What to work on:
Retype the passage of the SharePoint upgrade text between "Begin by comparing" and "SharePoint hybrid solutions.", inclusive, without changing anything.

Begin by comparing hardware and software requirements. If you don't meet basic requirements for the upgrade on current hardware, that can mean you need to upgrade the hardware in the farm or SQL servers first, or that you may decide to move some percentage of your sites to the 'evergreen' hardware of SharePoint Online. Once you've made your assessment, follow supported upgrade paths and methods.
Hardware/software requirements for:
Software boundaries and limits for:
The upgrade process overview for:
Create a SharePoint hybrid solution between SharePoint Online and SharePoint Server on-premises
Another option (one that may be the best of both on-premises and online worlds for some migration needs) is a hybrid, you can connect SharePoint Server 2013 or 2016 farms to SharePoint Online to create a SharePoint hybrid: Learn about SharePoint hybrid solutions.

Provided information:
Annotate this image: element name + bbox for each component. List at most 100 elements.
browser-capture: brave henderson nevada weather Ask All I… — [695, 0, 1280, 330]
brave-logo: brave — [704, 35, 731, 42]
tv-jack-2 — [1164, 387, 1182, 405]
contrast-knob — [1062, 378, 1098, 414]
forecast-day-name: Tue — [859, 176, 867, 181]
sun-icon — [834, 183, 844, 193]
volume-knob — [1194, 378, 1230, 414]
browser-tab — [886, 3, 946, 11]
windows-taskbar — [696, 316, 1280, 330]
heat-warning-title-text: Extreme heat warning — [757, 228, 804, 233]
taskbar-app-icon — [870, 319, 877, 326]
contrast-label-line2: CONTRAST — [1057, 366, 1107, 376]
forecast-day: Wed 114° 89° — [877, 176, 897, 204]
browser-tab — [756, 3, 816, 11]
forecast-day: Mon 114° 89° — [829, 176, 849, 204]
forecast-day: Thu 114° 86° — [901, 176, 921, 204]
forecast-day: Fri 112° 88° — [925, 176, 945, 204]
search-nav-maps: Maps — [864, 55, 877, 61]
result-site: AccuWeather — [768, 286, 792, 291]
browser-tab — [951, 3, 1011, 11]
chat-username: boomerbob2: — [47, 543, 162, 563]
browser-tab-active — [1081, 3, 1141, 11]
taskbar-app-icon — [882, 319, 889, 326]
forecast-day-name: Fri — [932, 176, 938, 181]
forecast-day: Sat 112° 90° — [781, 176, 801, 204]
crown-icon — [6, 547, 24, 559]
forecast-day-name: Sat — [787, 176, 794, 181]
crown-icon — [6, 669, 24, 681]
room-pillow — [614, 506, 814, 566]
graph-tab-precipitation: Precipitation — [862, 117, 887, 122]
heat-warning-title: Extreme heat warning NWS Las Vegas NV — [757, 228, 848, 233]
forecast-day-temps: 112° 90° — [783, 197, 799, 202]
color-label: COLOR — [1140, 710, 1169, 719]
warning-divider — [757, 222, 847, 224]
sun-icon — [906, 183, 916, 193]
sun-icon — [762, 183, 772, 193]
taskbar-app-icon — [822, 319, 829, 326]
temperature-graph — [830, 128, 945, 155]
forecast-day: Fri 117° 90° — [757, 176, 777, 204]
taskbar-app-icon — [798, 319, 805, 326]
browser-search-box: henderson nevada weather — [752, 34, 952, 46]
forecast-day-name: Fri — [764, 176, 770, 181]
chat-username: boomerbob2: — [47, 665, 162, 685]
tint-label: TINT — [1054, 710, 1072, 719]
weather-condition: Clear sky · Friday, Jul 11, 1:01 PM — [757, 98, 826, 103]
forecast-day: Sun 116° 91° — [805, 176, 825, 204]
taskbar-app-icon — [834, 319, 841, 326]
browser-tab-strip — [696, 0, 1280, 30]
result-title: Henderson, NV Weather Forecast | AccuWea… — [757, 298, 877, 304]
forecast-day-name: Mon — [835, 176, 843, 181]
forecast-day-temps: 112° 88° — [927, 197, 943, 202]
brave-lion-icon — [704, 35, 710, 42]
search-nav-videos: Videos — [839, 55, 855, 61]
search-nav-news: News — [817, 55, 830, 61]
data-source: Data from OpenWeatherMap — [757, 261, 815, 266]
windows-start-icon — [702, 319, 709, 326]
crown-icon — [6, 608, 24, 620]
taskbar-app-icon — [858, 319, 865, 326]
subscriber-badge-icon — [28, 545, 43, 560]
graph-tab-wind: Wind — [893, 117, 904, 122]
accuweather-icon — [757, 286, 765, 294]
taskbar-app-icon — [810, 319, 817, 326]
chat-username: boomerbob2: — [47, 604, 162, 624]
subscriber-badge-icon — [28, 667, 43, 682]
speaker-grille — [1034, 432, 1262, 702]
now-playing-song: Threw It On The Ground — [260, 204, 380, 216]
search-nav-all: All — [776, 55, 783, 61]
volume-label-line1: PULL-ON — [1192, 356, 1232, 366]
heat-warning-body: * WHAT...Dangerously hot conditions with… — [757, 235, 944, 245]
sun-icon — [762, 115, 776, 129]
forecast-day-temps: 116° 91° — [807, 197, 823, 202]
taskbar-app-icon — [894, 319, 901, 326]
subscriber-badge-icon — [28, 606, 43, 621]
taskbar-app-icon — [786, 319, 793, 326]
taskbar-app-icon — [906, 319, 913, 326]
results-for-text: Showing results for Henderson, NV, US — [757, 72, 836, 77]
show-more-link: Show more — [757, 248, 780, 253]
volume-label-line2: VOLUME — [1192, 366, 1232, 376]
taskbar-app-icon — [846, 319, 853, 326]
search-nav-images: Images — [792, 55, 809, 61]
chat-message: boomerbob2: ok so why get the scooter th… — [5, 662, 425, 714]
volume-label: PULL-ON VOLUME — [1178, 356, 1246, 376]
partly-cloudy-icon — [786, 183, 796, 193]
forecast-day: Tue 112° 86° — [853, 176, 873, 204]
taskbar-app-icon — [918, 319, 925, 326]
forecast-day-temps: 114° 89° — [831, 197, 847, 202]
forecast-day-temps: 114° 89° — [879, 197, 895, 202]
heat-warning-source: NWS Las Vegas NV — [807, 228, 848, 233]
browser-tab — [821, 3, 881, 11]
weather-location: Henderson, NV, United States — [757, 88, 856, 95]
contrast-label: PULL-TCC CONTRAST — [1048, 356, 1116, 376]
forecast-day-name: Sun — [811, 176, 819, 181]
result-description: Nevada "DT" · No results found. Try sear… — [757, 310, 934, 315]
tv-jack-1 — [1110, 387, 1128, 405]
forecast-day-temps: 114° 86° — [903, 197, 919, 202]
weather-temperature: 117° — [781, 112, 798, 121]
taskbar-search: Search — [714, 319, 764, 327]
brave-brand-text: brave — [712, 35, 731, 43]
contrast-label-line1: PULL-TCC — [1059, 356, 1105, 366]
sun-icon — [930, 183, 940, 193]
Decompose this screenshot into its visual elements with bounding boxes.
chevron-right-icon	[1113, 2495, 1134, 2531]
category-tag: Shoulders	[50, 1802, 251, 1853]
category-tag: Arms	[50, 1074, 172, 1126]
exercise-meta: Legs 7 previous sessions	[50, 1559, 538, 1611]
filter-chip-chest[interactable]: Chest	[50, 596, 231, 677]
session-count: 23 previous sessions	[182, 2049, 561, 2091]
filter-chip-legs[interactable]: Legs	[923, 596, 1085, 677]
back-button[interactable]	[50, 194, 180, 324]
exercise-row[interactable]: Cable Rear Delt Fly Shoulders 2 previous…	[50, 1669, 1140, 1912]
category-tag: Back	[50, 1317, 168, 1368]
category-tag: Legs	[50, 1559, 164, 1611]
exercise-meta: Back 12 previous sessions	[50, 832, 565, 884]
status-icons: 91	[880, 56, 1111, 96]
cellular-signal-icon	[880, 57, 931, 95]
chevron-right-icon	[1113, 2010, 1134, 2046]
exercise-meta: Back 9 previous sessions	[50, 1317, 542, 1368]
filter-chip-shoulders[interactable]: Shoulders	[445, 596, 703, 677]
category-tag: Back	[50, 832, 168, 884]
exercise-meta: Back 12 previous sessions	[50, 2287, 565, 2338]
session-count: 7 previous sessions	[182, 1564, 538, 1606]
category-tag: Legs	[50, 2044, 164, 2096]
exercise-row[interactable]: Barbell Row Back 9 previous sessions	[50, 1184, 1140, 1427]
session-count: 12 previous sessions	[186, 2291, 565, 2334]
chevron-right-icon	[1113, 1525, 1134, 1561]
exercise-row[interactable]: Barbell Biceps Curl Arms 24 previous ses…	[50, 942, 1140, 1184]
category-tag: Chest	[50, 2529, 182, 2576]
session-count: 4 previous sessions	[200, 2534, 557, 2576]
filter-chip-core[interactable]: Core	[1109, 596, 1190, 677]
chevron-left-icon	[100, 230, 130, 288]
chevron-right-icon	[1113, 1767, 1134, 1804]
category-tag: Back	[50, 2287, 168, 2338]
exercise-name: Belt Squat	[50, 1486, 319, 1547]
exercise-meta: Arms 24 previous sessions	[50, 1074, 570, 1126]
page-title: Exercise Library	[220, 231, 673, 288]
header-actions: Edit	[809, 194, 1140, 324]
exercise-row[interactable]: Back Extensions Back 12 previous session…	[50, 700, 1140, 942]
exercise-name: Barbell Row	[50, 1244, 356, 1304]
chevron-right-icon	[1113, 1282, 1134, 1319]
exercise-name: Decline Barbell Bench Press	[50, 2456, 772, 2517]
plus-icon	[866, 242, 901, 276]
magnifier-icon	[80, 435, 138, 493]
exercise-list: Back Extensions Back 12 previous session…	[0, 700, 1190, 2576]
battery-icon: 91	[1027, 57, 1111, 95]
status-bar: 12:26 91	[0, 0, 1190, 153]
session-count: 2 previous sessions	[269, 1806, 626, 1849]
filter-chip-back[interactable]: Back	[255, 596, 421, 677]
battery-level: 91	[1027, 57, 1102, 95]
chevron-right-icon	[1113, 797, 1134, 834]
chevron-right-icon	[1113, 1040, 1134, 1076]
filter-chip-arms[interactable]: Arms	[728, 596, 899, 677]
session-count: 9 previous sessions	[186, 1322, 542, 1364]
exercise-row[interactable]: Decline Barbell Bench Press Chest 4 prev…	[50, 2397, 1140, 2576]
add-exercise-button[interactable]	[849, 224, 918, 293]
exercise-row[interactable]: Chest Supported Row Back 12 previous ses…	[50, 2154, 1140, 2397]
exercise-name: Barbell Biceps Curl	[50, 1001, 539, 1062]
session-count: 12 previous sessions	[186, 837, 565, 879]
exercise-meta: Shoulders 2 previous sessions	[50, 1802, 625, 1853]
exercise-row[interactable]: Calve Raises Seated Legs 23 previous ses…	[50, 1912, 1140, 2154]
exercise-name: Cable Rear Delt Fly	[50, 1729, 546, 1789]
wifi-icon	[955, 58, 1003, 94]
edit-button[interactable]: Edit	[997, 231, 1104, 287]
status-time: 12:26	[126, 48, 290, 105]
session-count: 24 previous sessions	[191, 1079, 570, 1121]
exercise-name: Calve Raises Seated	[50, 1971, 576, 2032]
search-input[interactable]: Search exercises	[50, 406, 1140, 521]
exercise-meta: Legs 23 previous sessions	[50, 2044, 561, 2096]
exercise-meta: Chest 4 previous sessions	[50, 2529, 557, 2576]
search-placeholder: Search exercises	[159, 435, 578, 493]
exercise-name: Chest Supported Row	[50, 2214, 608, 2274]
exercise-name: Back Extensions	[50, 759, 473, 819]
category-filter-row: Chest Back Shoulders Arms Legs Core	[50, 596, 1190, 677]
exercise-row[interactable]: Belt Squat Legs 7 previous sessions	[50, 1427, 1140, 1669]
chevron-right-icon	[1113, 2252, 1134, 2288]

Exercise solution:
Begin by comparing hardware and software requirements. If you don't meet basic requirements for the upgrade on current hardware, that can mean you need to upgrade the hardware in the farm or SQL servers first, or that you may decide to move some percentage of your sites to the 'evergreen' hardware of SharePoint Online. Once you've made your assessment, follow supported upgrade paths and methods.
Hardware/software requirements for:
Software boundaries and limits for:
The upgrade process overview for:
Create a SharePoint hybrid solution between SharePoint Online and SharePoint Server on-premises
Another option (one that may be the best of both on-premises and online worlds for some migration needs) is a hybrid, you can connect SharePoint Server 2013 or 2016 farms to SharePoint Online to create a SharePoint hybrid: Learn about SharePoint hybrid solutions.